Data in this exercise:
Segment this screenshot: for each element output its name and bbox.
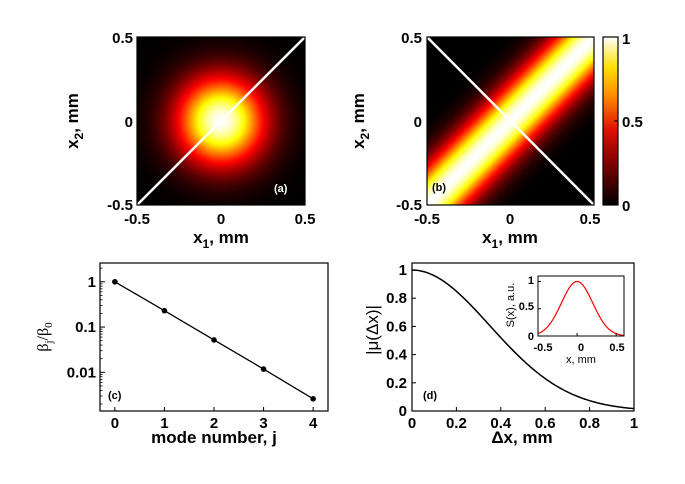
xtick-label: 3 <box>259 415 267 432</box>
data-point <box>310 396 316 402</box>
xticklabels-c: 0 1 2 3 4 <box>111 415 318 432</box>
ytick-label: 0.6 <box>386 318 407 335</box>
data-point <box>260 366 267 372</box>
inset-ytick-05: 0.5 <box>519 301 534 313</box>
xtick-label: 0.4 <box>490 415 512 432</box>
ytick-a-top: 0.5 <box>112 30 133 47</box>
xtick-label: 2 <box>210 415 218 432</box>
xtick-label: 4 <box>309 415 318 432</box>
xtick-label: 1 <box>160 415 168 432</box>
ticks-a <box>136 36 306 206</box>
xtick-b-right: 0.5 <box>580 211 601 228</box>
colorbar-label-mid: 0.5 <box>622 114 643 131</box>
ytick-label: 0 <box>399 403 407 420</box>
inset-ticks <box>537 280 617 337</box>
panel-d: 0 0.2 0.4 0.6 0.8 1 0 0.2 0.4 0.6 0.8 1 Δx, mm |μ(… <box>363 262 638 447</box>
ytick-a-bottom: -0.5 <box>107 197 133 214</box>
ylabel-b: x2, mm <box>349 93 372 149</box>
ytick-label: 1 <box>88 274 96 291</box>
panel-label-a: (a) <box>274 183 288 195</box>
ticks-b <box>426 36 595 206</box>
ytick-b-mid: 0 <box>414 114 422 131</box>
xtick-b-mid: 0 <box>506 211 514 228</box>
inset-frame <box>537 275 625 337</box>
xtick-label: 0 <box>111 415 119 432</box>
ylabel-a: x2, mm <box>63 93 86 149</box>
xtick-label: 1 <box>630 415 638 432</box>
panel-label-d: (d) <box>423 390 437 402</box>
xlabel-b: x1, mm <box>482 228 538 251</box>
xticklabels-d: 0 0.2 0.4 0.6 0.8 1 <box>408 415 638 432</box>
ylabel-d: |μ(Δx)| <box>363 305 382 355</box>
ytick-label: 0.01 <box>67 364 96 381</box>
xtick-a-left: -0.5 <box>124 211 150 228</box>
inset-xtick-right: 0.5 <box>609 342 624 354</box>
ytick-label: 0.2 <box>386 375 407 392</box>
ticks-c <box>100 267 314 411</box>
diagonal-line-a <box>136 36 306 206</box>
panel-c: 1 0.1 0.01 0 1 2 3 4 mode number, j βj/β0 (c) <box>35 262 329 447</box>
ytick-label: 1 <box>399 262 407 279</box>
inset-xlabel: x, mm <box>566 354 596 366</box>
axes-frame-d <box>411 262 635 412</box>
xtick-b-left: -0.5 <box>414 211 440 228</box>
colorbar <box>603 37 618 205</box>
inset-xtick-left: -0.5 <box>534 342 553 354</box>
panel-label-c: (c) <box>108 390 122 402</box>
diagonal-line-b <box>426 36 595 206</box>
xtick-label: 0 <box>408 415 416 432</box>
xtick-a-right: 0.5 <box>295 211 316 228</box>
colorbar-label-bottom: 0 <box>622 198 630 215</box>
xlabel-d: Δx, mm <box>491 428 552 447</box>
xtick-label: 0.2 <box>446 415 467 432</box>
ylabel-c: βj/β0 <box>35 322 55 352</box>
ytick-label: 0.4 <box>386 347 408 364</box>
ytick-label: 0.8 <box>386 290 407 307</box>
ytick-b-top: 0.5 <box>401 30 422 47</box>
series-points-c <box>112 278 316 402</box>
inset-xtick-mid: 0 <box>578 342 584 354</box>
series-curve-d <box>411 269 635 410</box>
xtick-label: 0.8 <box>579 415 600 432</box>
panel-label-b: (b) <box>432 182 446 194</box>
data-point <box>161 307 168 314</box>
ytick-b-bottom: -0.5 <box>396 197 422 214</box>
colorbar-label-top: 1 <box>622 31 630 48</box>
axes-frame-c <box>99 262 329 412</box>
inset-background <box>538 276 624 336</box>
xlabel-a: x1, mm <box>193 228 249 251</box>
ytick-a-mid: 0 <box>125 114 133 131</box>
inset-ytick-1: 1 <box>528 275 534 287</box>
inset-ylabel: S(x), a.u. <box>505 283 517 328</box>
xtick-a-mid: 0 <box>217 211 225 228</box>
panel-a: 0.5 0 -0.5 -0.5 0 0.5 x1, mm x2, mm (a) <box>63 30 315 251</box>
inset-ytick-0: 0 <box>528 331 534 343</box>
xlabel-c: mode number, j <box>151 428 277 447</box>
data-point <box>112 278 118 285</box>
ytick-label: 0.1 <box>75 319 96 336</box>
data-point <box>211 337 217 343</box>
yticklabels-d: 0 0.2 0.4 0.6 0.8 1 <box>386 262 408 420</box>
yticklabels-c: 1 0.1 0.01 <box>67 274 96 382</box>
inset-d: 0 0.5 1 -0.5 0 0.5 x, mm S(x), a.u. <box>505 275 625 366</box>
inset-curve <box>537 280 625 336</box>
xtick-label: 0.6 <box>535 415 556 432</box>
panel-b: 0.5 0 -0.5 -0.5 0 0.5 x1, mm x2, mm (b) … <box>349 30 643 251</box>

Exercise: Switch every "data-point" to "marker" in the material and give back only those lines with nothing else altered: begin at the line that has "xtick-label: 3 <box>259 415 267 432</box>" and stop after the line that has "ytick-a-top: 0.5 <box>112 30 133 47</box>".

Task solution:
xtick-label: 3 <box>259 415 267 432</box>
marker <box>310 396 316 402</box>
xticklabels-c: 0 1 2 3 4 <box>111 415 318 432</box>
ytick-label: 0.6 <box>386 318 407 335</box>
marker <box>260 366 267 372</box>
inset-ytick-05: 0.5 <box>519 301 534 313</box>
xtick-label: 0.4 <box>490 415 512 432</box>
ytick-a-top: 0.5 <box>112 30 133 47</box>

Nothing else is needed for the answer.